#### THE REQUEST:
Your task is to transcribe the entries below exactly, beginning with the line containing "Transcribe the text in this document." and ending with the final line, and to add nothing else.

#### Data entries:

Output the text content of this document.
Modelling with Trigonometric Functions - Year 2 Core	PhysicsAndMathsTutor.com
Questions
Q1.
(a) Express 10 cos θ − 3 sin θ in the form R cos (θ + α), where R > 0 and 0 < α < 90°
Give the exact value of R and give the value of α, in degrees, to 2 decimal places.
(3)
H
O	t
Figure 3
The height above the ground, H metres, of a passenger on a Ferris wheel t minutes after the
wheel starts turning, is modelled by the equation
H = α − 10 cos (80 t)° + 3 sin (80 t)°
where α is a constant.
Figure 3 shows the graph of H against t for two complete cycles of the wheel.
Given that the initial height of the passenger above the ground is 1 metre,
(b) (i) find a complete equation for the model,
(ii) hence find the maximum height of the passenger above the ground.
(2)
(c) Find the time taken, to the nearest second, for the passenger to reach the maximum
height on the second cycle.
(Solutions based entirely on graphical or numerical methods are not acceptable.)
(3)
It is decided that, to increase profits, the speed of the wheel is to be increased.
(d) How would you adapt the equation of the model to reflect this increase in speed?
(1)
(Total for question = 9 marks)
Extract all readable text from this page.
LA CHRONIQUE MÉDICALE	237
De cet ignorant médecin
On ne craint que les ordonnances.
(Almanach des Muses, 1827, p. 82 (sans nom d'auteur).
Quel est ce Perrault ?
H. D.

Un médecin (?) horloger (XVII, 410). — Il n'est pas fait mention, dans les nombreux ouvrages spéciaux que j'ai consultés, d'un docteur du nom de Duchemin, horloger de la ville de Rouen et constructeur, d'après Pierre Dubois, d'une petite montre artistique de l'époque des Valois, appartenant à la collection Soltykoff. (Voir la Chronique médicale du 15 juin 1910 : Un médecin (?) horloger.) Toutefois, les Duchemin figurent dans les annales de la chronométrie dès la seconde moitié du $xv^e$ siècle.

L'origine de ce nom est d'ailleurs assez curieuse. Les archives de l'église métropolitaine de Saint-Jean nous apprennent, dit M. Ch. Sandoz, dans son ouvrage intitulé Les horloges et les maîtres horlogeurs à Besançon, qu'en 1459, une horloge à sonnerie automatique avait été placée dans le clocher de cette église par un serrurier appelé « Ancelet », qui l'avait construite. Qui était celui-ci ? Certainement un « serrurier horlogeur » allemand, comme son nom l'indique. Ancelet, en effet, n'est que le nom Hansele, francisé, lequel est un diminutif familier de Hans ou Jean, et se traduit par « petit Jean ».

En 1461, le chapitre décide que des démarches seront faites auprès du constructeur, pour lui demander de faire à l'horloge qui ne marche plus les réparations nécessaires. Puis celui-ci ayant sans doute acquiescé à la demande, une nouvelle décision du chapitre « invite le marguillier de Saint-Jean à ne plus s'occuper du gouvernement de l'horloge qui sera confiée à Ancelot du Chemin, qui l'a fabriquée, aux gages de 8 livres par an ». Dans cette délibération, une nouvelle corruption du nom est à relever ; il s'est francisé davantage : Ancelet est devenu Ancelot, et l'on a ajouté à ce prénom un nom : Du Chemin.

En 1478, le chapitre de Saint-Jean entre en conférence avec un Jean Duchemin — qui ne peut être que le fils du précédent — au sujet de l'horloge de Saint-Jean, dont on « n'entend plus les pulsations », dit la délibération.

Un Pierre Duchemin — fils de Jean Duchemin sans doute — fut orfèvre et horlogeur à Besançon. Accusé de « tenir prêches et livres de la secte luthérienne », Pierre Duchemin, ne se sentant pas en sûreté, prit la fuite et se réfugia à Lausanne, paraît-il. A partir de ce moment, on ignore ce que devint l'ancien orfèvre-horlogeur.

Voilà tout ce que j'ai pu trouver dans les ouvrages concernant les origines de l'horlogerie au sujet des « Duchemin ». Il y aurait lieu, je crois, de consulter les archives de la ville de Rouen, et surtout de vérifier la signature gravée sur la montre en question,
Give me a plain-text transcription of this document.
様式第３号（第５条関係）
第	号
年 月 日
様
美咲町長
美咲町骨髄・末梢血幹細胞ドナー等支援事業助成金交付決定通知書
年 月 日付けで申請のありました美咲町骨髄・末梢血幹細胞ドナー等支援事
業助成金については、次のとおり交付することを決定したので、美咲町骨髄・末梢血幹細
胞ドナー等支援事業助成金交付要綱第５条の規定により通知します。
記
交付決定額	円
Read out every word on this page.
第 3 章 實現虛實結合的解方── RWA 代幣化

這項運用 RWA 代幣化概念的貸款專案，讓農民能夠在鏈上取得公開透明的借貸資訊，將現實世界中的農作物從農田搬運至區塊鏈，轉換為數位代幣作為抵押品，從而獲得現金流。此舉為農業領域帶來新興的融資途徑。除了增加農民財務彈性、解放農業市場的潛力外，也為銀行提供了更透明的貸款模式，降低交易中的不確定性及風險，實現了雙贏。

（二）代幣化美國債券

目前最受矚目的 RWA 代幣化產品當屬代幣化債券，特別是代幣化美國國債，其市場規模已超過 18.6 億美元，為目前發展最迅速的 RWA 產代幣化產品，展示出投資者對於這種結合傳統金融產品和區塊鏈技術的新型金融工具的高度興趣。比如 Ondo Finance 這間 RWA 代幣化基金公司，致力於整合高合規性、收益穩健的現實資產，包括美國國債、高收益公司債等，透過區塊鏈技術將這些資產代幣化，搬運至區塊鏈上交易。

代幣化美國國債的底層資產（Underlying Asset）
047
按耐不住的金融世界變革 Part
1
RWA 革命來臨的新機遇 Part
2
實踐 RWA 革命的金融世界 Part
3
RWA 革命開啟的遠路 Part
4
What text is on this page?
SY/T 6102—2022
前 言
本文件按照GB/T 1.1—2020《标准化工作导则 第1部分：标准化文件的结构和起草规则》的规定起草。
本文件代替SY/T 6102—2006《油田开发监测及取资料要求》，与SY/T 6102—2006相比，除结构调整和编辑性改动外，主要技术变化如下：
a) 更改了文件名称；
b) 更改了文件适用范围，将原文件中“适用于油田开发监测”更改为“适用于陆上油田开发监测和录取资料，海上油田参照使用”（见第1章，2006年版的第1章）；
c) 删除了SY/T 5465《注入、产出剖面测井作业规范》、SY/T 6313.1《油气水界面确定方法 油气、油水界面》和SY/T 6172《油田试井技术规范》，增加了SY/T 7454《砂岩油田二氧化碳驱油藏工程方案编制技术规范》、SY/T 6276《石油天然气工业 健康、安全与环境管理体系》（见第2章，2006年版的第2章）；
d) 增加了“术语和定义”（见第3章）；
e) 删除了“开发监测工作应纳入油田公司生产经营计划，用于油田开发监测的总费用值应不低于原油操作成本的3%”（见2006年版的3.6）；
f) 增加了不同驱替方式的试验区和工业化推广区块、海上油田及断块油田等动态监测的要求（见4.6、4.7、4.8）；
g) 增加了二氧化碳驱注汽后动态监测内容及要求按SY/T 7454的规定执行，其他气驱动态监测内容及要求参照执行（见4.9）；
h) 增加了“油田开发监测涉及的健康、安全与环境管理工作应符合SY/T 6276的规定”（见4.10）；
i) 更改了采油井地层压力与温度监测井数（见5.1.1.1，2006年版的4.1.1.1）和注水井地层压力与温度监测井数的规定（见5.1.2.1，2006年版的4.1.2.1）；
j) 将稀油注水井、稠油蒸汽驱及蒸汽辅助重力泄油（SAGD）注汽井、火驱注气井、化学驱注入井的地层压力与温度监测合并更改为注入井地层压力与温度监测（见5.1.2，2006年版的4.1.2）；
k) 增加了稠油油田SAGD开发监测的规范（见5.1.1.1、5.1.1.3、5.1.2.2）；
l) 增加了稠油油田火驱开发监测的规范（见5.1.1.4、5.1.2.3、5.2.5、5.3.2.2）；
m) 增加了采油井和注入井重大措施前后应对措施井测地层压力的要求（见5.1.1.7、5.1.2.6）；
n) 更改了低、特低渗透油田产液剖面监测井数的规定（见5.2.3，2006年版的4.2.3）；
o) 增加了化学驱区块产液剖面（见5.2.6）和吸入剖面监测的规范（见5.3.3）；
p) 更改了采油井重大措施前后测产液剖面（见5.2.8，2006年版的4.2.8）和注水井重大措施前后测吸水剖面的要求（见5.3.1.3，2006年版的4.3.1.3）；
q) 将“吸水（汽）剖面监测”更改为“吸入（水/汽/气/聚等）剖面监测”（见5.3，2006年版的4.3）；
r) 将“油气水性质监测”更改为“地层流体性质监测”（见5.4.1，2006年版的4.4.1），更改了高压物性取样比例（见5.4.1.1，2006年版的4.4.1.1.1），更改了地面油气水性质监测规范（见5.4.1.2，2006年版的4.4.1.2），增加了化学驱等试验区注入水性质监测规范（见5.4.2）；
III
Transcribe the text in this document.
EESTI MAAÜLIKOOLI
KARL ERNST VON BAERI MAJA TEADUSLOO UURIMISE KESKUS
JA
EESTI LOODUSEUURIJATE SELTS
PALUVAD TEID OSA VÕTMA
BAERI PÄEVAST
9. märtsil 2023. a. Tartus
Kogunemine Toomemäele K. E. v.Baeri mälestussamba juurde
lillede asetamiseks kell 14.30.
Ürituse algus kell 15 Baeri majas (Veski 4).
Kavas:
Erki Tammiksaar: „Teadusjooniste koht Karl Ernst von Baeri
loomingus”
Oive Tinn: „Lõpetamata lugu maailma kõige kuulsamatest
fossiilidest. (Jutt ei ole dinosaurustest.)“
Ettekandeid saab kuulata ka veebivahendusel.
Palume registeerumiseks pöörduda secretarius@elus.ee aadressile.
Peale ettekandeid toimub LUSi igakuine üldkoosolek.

#### ANSWER TO THE TASK:
Transcribe the text in this document.
EESTI MAAÜLIKOOLI
KARL ERNST VON BAERI MAJA TEADUSLOO UURIMISE KESKUS
JA
EESTI LOODUSEUURIJATE SELTS
PALUVAD TEID OSA VÕTMA
BAERI PÄEVAST
9. märtsil 2023. a. Tartus
Kogunemine Toomemäele K. E. v.Baeri mälestussamba juurde
lillede asetamiseks kell 14.30.
Ürituse algus kell 15 Baeri majas (Veski 4).
Kavas:
Erki Tammiksaar: „Teadusjooniste koht Karl Ernst von Baeri
loomingus”
Oive Tinn: „Lõpetamata lugu maailma kõige kuulsamatest
fossiilidest. (Jutt ei ole dinosaurustest.)“
Ettekandeid saab kuulata ka veebivahendusel.
Palume registeerumiseks pöörduda secretarius@elus.ee aadressile.
Peale ettekandeid toimub LUSi igakuine üldkoosolek.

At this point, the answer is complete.